Send back all the data below, exactly as given.

* START The input *

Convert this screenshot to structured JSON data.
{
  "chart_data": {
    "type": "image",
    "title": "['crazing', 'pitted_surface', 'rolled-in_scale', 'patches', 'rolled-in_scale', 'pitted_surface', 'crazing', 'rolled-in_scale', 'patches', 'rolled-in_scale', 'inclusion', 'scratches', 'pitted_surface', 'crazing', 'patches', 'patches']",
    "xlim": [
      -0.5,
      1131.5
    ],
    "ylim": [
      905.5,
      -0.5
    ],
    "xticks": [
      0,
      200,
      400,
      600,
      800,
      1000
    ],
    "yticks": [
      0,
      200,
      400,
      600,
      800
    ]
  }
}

* END The input *

Exercise answer:
Convert this screenshot to structured JSON data.
{
  "chart_data": {
    "type": "image",
    "title": "['crazing', 'pitted_surface', 'rolled-in_scale', 'patches', 'rolled-in_scale', 'pitted_surface', 'crazing', 'rolled-in_scale', 'patches', 'rolled-in_scale', 'inclusion', 'scratches', 'pitted_surface', 'crazing', 'patches', 'patches']",
    "xlim": [
      -0.5,
      1131.5
    ],
    "ylim": [
      905.5,
      -0.5
    ],
    "xticks": [
      0,
      200,
      400,
      600,
      800,
      1000
    ],
    "yticks": [
      0,
      200,
      400,
      600,
      800
    ]
  }
}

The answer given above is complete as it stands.